Document section:
This is the fourth article in a series about Glanceable Displays and my efforts to create one for my household. For other articles in the series, click on the title of the article under the heading “Glanceable Displays” on the right side of the webpage.


In the first article, Glanceable Displays: What Are They?, I introduced the concept of a Glanceable Display, describing a number of things to consider if you decided to embark on a project like this. Assuming you decided to proceed, the article Glanceable Displays: Installing Raspbian on a Raspberry Pi detailed how I went from an unformatted Raspberry Pi to one with the Raspbian operating system installed. As I prefer working from my own workstation, I also detailed the setup of the SSH service on the Raspberry Pi to allow for remote connections. Finally, the article Glanceable Displays: Fine Tuning A Raspberry Pi Installation showed how I filled in a number of gaps that I encountered with the normal installation, namely setting up a wireless connection with my network and ensuring the Raspberry Pi has a solid understanding of the current time.

Having taken all of those steps to be confident that setting up the actual display will work, it is time to jump right in and set the display up. But what is it actually that I was setting up?

What Are Our Display’s Implementation Requirements?

When it comes down to it, the articles in the series have been building up to this point. I now have a glanceable display is a Raspberry Pi. Upon boot, it will start a web browser pointing at a specific webpage. It’s that simple. However, the devil is in the requirements.

The high level requirements for the display were covered in the first article in this series, Glanceable Displays: What Are They?. What is left are the specific requirements that will realize those high level requirements into an actual display: the implementation requirements.

The first set of implementation requirements is that any administration of the machine can be performed from my desktop. With the exception of the Raspberry Pi seizing up, which I have noticed from time to time, I should not have to touch the Raspberry Pi itself. For the most part, I will be running sudo reboot to restart the machine, but all of that should be done without the need to plug a keyboard into the Raspberry Pi. Thanks to the documentation in the previous articles, these requirements have been completed.

Raw data:
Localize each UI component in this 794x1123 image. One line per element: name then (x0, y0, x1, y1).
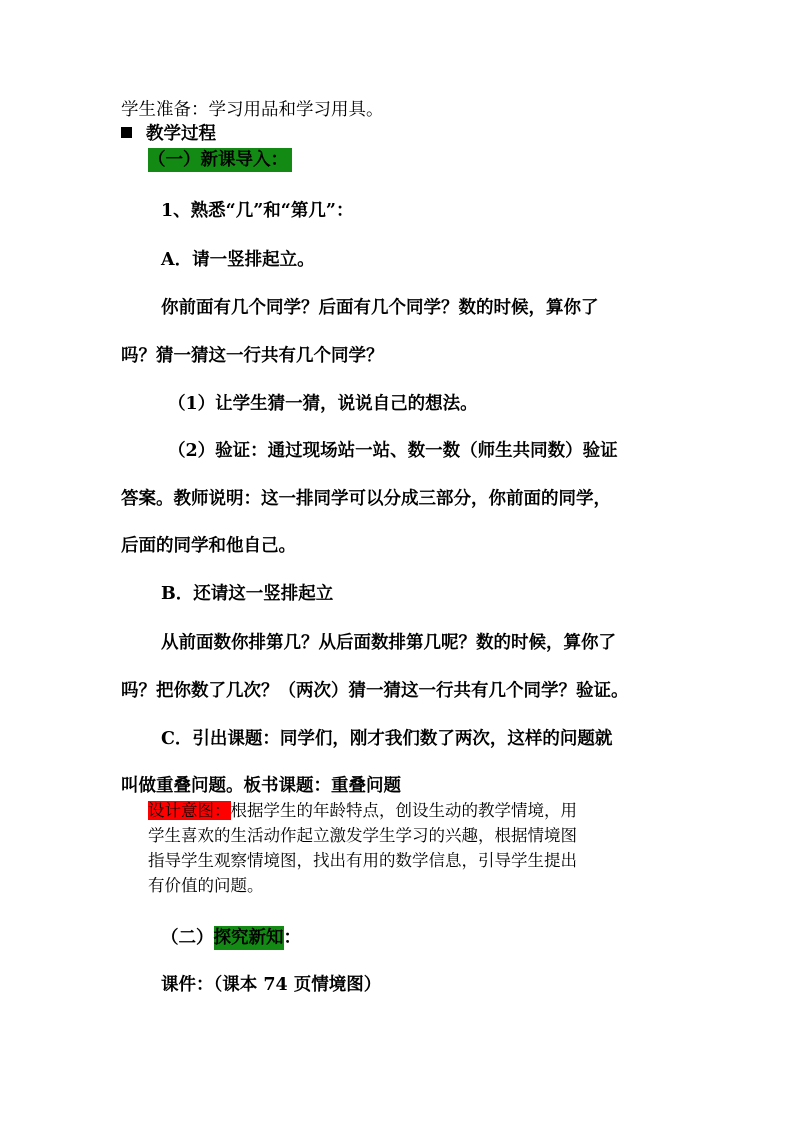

Task list:
A – Answer these from the glanceable display article:
(i) What operating system was installed on the Raspberry Pi?
(ii) What does the display start when it boots?
(iii) What command will mostly be run to restart the machine?
B – Duplicate the part of the glanceable display article between "This is the" and "of the webpage.", inclusive.

Correct answers:
A –
(i) Raspbian
(ii) A web browser pointing at a specific webpage
(iii) sudo reboot

B –
This is the fourth article in a series about Glanceable Displays and my efforts to create one for my household. For other articles in the series, click on the title of the article under the heading “Glanceable Displays” on the right side of the webpage.